▶ A run of records:
_ _ _ _ _
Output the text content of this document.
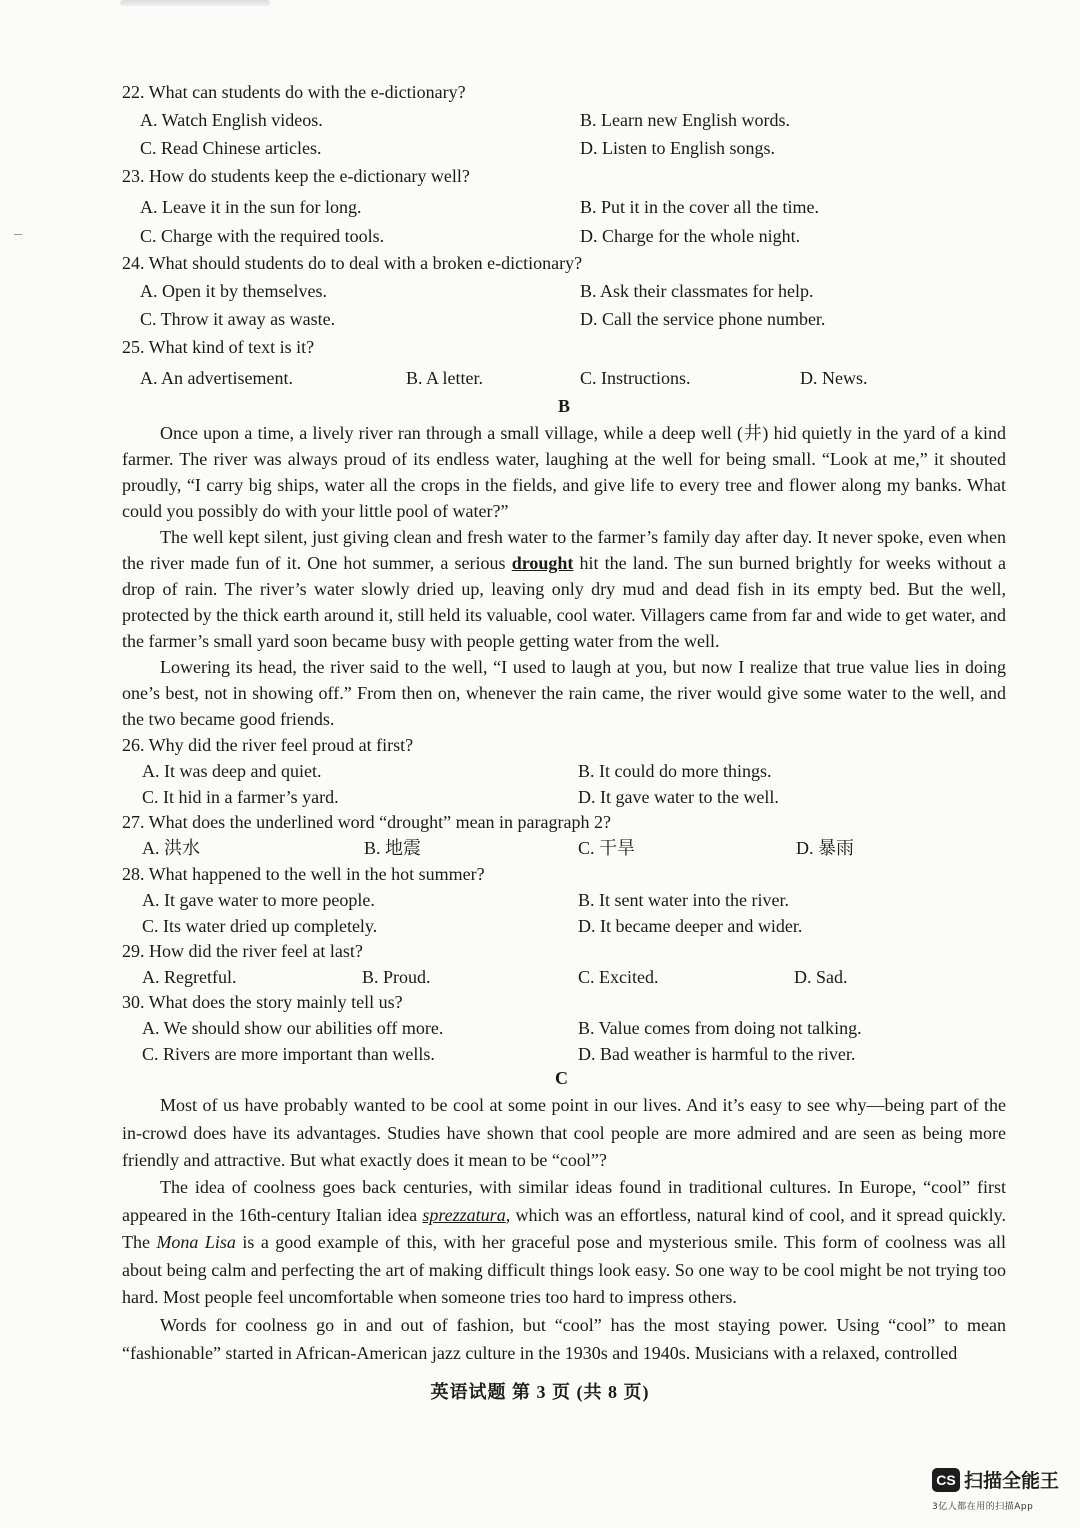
22. What can students do with the e-dictionary?
A. Watch English videos.	B. Learn new English words.
C. Read Chinese articles.	D. Listen to English songs.
23. How do students keep the e-dictionary well?
A. Leave it in the sun for long.	B. Put it in the cover all the time.
C. Charge with the required tools.	D. Charge for the whole night.
24. What should students do to deal with a broken e-dictionary?
A. Open it by themselves.	B. Ask their classmates for help.
C. Throw it away as waste.	D. Call the service phone number.
25. What kind of text is it?
A. An advertisement.	B. A letter.	C. Instructions.	D. News.
B

Once upon a time, a lively river ran through a small village, while a deep well (井) hid quietly in the yard of a kind farmer. The river was always proud of its endless water, laughing at the well for being small. “Look at me,” it shouted proudly, “I carry big ships, water all the crops in the fields, and give life to every tree and flower along my banks. What could you possibly do with your little pool of water?”

The well kept silent, just giving clean and fresh water to the farmer’s family day after day. It never spoke, even when the river made fun of it. One hot summer, a serious drought hit the land. The sun burned brightly for weeks without a drop of rain. The river’s water slowly dried up, leaving only dry mud and dead fish in its empty bed. But the well, protected by the thick earth around it, still held its valuable, cool water. Villagers came from far and wide to get water, and the farmer’s small yard soon became busy with people getting water from the well.

Lowering its head, the river said to the well, “I used to laugh at you, but now I realize that true value lies in doing one’s best, not in showing off.” From then on, whenever the rain came, the river would give some water to the well, and the two became good friends.

26. Why did the river feel proud at first?
A. It was deep and quiet.	B. It could do more things.
C. It hid in a farmer’s yard.	D. It gave water to the well.
27. What does the underlined word “drought” mean in paragraph 2?
A. 洪水	B. 地震	C. 干旱	D. 暴雨
28. What happened to the well in the hot summer?
A. It gave water to more people.	B. It sent water into the river.
C. Its water dried up completely.	D. It became deeper and wider.
29. How did the river feel at last?
A. Regretful.	B. Proud.	C. Excited.	D. Sad.
30. What does the story mainly tell us?
A. We should show our abilities off more.	B. Value comes from doing not talking.
C. Rivers are more important than wells.	D. Bad weather is harmful to the river.
C

Most of us have probably wanted to be cool at some point in our lives. And it’s easy to see why—being part of the in-crowd does have its advantages. Studies have shown that cool people are more admired and are seen as being more friendly and attractive. But what exactly does it mean to be “cool”?

The idea of coolness goes back centuries, with similar ideas found in traditional cultures. In Europe, “cool” first appeared in the 16th-century Italian idea sprezzatura, which was an effortless, natural kind of cool, and it spread quickly. The Mona Lisa is a good example of this, with her graceful pose and mysterious smile. This form of coolness was all about being calm and perfecting the art of making difficult things look easy. So one way to be cool might be not trying too hard. Most people feel uncomfortable when someone tries too hard to impress others.

Words for coolness go in and out of fashion, but “cool” has the most staying power. Using “cool” to mean “fashionable” started in African-American jazz culture in the 1930s and 1940s. Musicians with a relaxed, controlled

英语试题 第 3 页 (共 8 页)
CS 扫描全能王
3亿人都在用的扫描App
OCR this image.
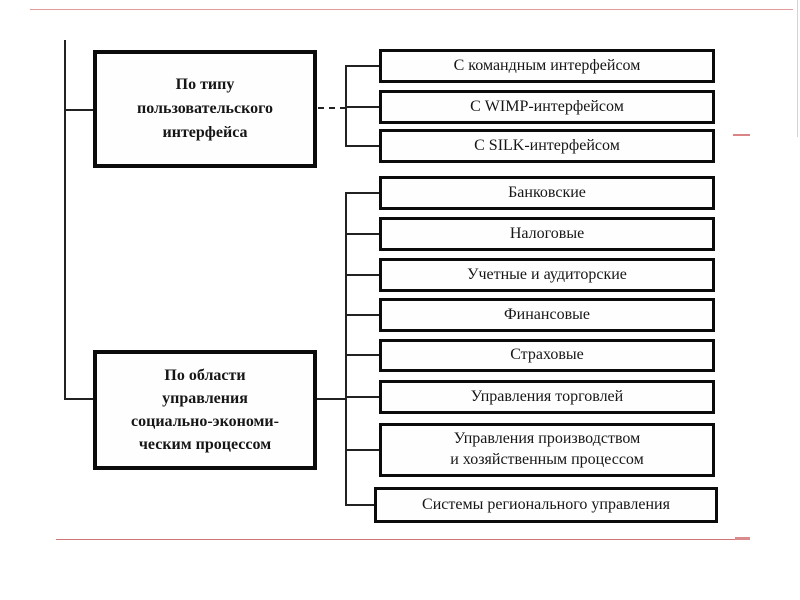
По типу
пользовательского
интерфейса
С командным интерфейсом
С WIMP-интерфейсом
С SILK-интерфейсом
По области
управления
социально-экономи-
ческим процессом
Банковские
Налоговые
Учетные и аудиторские
Финансовые
Страховые
Управления торговлей
Управления производством
и хозяйственным процессом
Системы регионального управления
_ _ _ _ _
▶ TASK STATEMENT:
Gather up, from the records above, each line where the word "English" appears.

▶ FINAL ANSWER:
A. Watch English videos.	B. Learn new English words.
C. Read Chinese articles.	D. Listen to English songs.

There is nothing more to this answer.